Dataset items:
★ ★ ★ ★
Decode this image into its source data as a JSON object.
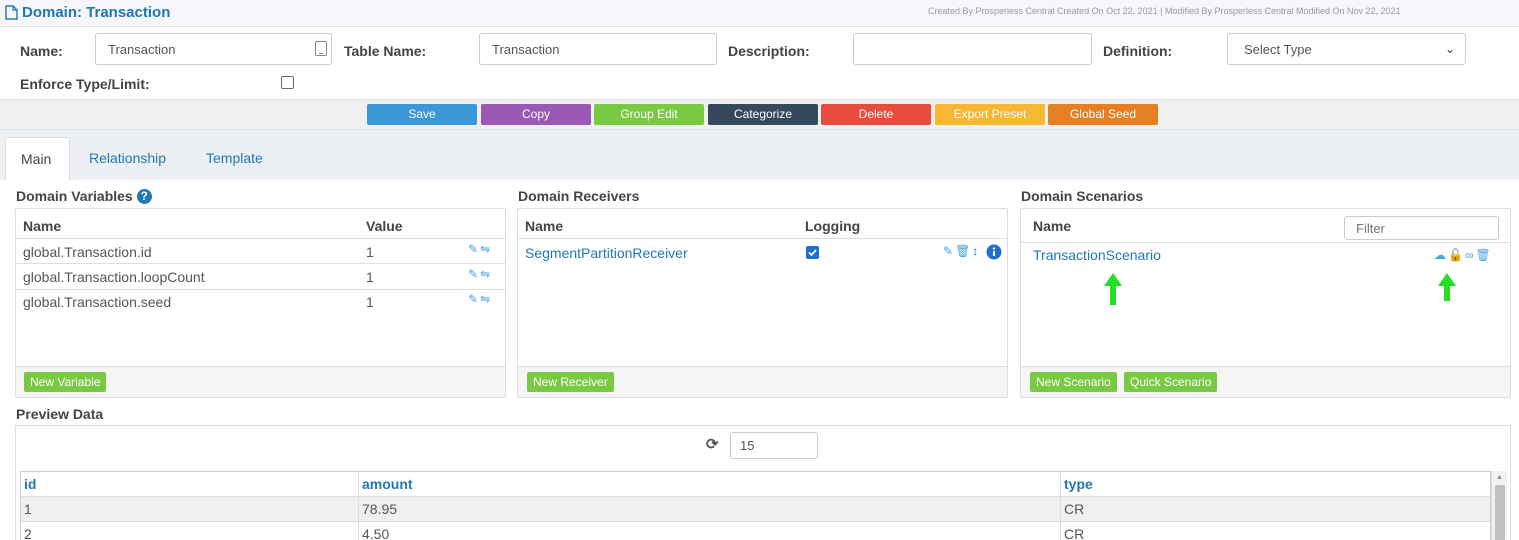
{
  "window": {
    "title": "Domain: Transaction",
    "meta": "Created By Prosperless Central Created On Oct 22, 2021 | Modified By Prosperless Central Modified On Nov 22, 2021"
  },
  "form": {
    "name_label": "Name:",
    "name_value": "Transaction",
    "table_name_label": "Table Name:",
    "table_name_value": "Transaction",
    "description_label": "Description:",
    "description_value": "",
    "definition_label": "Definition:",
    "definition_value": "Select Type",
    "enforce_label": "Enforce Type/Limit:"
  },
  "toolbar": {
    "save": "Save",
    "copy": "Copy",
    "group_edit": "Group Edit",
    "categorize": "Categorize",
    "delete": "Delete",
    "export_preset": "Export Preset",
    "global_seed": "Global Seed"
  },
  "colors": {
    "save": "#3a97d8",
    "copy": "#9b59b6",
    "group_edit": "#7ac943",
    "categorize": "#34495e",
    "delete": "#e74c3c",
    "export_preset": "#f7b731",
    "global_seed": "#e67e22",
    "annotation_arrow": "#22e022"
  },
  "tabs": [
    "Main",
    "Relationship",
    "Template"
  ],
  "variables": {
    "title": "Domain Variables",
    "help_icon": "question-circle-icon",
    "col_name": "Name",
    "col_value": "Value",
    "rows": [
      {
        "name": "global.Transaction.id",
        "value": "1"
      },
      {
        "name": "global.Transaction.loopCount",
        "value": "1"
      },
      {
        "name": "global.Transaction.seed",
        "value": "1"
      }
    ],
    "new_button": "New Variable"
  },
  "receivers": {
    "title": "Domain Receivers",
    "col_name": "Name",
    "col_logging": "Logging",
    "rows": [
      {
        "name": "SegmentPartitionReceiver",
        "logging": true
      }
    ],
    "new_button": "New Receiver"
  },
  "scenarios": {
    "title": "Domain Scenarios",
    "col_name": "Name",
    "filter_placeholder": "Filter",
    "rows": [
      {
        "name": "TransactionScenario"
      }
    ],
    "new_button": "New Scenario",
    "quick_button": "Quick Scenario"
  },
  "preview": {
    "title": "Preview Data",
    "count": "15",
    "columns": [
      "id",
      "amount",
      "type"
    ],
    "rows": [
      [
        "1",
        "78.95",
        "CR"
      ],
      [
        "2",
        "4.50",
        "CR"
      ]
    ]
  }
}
★ ★ ★ ★
- [Written exercise] Print the full listing exactly, dropping the pictures.

- [Task response]
Decode this image into its source data as a JSON object.
{
  "window": {
    "title": "Domain: Transaction",
    "meta": "Created By Prosperless Central Created On Oct 22, 2021 | Modified By Prosperless Central Modified On Nov 22, 2021"
  },
  "form": {
    "name_label": "Name:",
    "name_value": "Transaction",
    "table_name_label": "Table Name:",
    "table_name_value": "Transaction",
    "description_label": "Description:",
    "description_value": "",
    "definition_label": "Definition:",
    "definition_value": "Select Type",
    "enforce_label": "Enforce Type/Limit:"
  },
  "toolbar": {
    "save": "Save",
    "copy": "Copy",
    "group_edit": "Group Edit",
    "categorize": "Categorize",
    "delete": "Delete",
    "export_preset": "Export Preset",
    "global_seed": "Global Seed"
  },
  "colors": {
    "save": "#3a97d8",
    "copy": "#9b59b6",
    "group_edit": "#7ac943",
    "categorize": "#34495e",
    "delete": "#e74c3c",
    "export_preset": "#f7b731",
    "global_seed": "#e67e22",
    "annotation_arrow": "#22e022"
  },
  "tabs": [
    "Main",
    "Relationship",
    "Template"
  ],
  "variables": {
    "title": "Domain Variables",
    "help_icon": "question-circle-icon",
    "col_name": "Name",
    "col_value": "Value",
    "rows": [
      {
        "name": "global.Transaction.id",
        "value": "1"
      },
      {
        "name": "global.Transaction.loopCount",
        "value": "1"
      },
      {
        "name": "global.Transaction.seed",
        "value": "1"
      }
    ],
    "new_button": "New Variable"
  },
  "receivers": {
    "title": "Domain Receivers",
    "col_name": "Name",
    "col_logging": "Logging",
    "rows": [
      {
        "name": "SegmentPartitionReceiver",
        "logging": true
      }
    ],
    "new_button": "New Receiver"
  },
  "scenarios": {
    "title": "Domain Scenarios",
    "col_name": "Name",
    "filter_placeholder": "Filter",
    "rows": [
      {
        "name": "TransactionScenario"
      }
    ],
    "new_button": "New Scenario",
    "quick_button": "Quick Scenario"
  },
  "preview": {
    "title": "Preview Data",
    "count": "15",
    "columns": [
      "id",
      "amount",
      "type"
    ],
    "rows": [
      [
        "1",
        "78.95",
        "CR"
      ],
      [
        "2",
        "4.50",
        "CR"
      ]
    ]
  }
}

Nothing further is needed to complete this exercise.